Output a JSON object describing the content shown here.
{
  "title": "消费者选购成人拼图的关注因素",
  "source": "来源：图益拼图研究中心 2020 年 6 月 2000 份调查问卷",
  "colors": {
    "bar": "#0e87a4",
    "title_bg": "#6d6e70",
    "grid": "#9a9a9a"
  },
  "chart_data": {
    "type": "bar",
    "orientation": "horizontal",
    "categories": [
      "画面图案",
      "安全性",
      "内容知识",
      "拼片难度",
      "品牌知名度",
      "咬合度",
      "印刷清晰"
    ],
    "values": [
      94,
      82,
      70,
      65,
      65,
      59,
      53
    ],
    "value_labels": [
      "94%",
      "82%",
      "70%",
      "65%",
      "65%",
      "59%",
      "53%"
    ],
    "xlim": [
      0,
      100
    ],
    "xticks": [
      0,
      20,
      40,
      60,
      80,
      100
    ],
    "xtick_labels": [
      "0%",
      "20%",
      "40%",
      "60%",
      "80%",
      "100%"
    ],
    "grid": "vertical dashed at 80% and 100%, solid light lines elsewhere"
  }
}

- **STATED EXERCISE**: Print out all the entries precisely as written.

- **RESULT FOR THIS TASK**:
Output a JSON object describing the content shown here.
{
  "title": "消费者选购成人拼图的关注因素",
  "source": "来源：图益拼图研究中心 2020 年 6 月 2000 份调查问卷",
  "colors": {
    "bar": "#0e87a4",
    "title_bg": "#6d6e70",
    "grid": "#9a9a9a"
  },
  "chart_data": {
    "type": "bar",
    "orientation": "horizontal",
    "categories": [
      "画面图案",
      "安全性",
      "内容知识",
      "拼片难度",
      "品牌知名度",
      "咬合度",
      "印刷清晰"
    ],
    "values": [
      94,
      82,
      70,
      65,
      65,
      59,
      53
    ],
    "value_labels": [
      "94%",
      "82%",
      "70%",
      "65%",
      "65%",
      "59%",
      "53%"
    ],
    "xlim": [
      0,
      100
    ],
    "xticks": [
      0,
      20,
      40,
      60,
      80,
      100
    ],
    "xtick_labels": [
      "0%",
      "20%",
      "40%",
      "60%",
      "80%",
      "100%"
    ],
    "grid": "vertical dashed at 80% and 100%, solid light lines elsewhere"
  }
}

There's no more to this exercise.